TASK REQUIREMENTS
For the copy, please give all of the data again exactly and leave the pictures out.

PROVIDED INFORMATION
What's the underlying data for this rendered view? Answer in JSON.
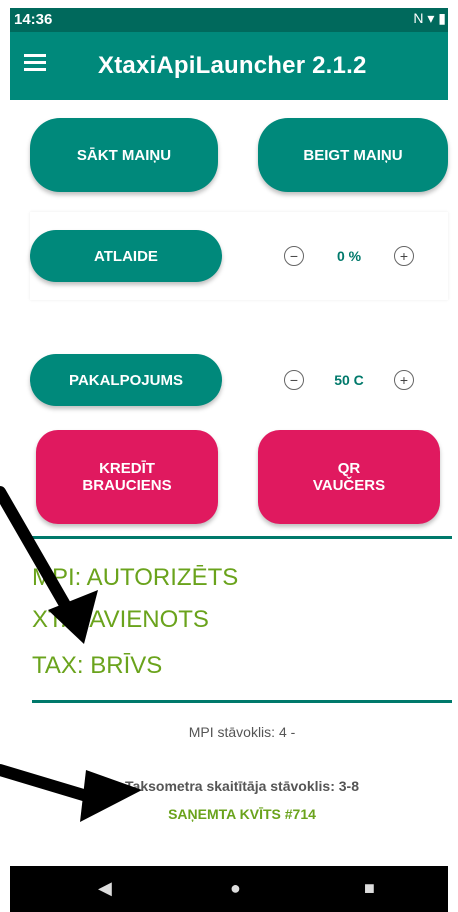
{
  "status_bar": {
    "time": "14:36",
    "icons": "N ▾ ▮"
  },
  "app_bar": {
    "title": "XtaxiApiLauncher 2.1.2"
  },
  "buttons": {
    "start_shift": "SĀKT MAIŅU",
    "end_shift": "BEIGT MAIŅU",
    "discount": "ATLAIDE",
    "service": "PAKALPOJUMS",
    "credit_ride_line1": "KREDĪT",
    "credit_ride_line2": "BRAUCIENS",
    "qr_line1": "QR",
    "qr_line2": "VAUČERS"
  },
  "steppers": {
    "discount_value": "0 %",
    "service_value": "50 C",
    "minus": "−",
    "plus": "+"
  },
  "status": {
    "mpi": "MPI: AUTORIZĒTS",
    "xt": "XT: SAVIENOTS",
    "tax": "TAX: BRĪVS"
  },
  "info": {
    "mpi_state": "MPI stāvoklis: 4 -",
    "meter_state": "Taksometra skaitītāja stāvoklis: 3-8",
    "receipt": "SAŅEMTA KVĪTS #714"
  },
  "colors": {
    "teal": "#00897b",
    "pink": "#e0195f",
    "green": "#6aa31c"
  }
}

SOLUTION FOR THIS EXERCISE
What's the underlying data for this rendered view? Answer in JSON.
{
  "status_bar": {
    "time": "14:36",
    "icons": "N ▾ ▮"
  },
  "app_bar": {
    "title": "XtaxiApiLauncher 2.1.2"
  },
  "buttons": {
    "start_shift": "SĀKT MAIŅU",
    "end_shift": "BEIGT MAIŅU",
    "discount": "ATLAIDE",
    "service": "PAKALPOJUMS",
    "credit_ride_line1": "KREDĪT",
    "credit_ride_line2": "BRAUCIENS",
    "qr_line1": "QR",
    "qr_line2": "VAUČERS"
  },
  "steppers": {
    "discount_value": "0 %",
    "service_value": "50 C",
    "minus": "−",
    "plus": "+"
  },
  "status": {
    "mpi": "MPI: AUTORIZĒTS",
    "xt": "XT: SAVIENOTS",
    "tax": "TAX: BRĪVS"
  },
  "info": {
    "mpi_state": "MPI stāvoklis: 4 -",
    "meter_state": "Taksometra skaitītāja stāvoklis: 3-8",
    "receipt": "SAŅEMTA KVĪTS #714"
  },
  "colors": {
    "teal": "#00897b",
    "pink": "#e0195f",
    "green": "#6aa31c"
  }
}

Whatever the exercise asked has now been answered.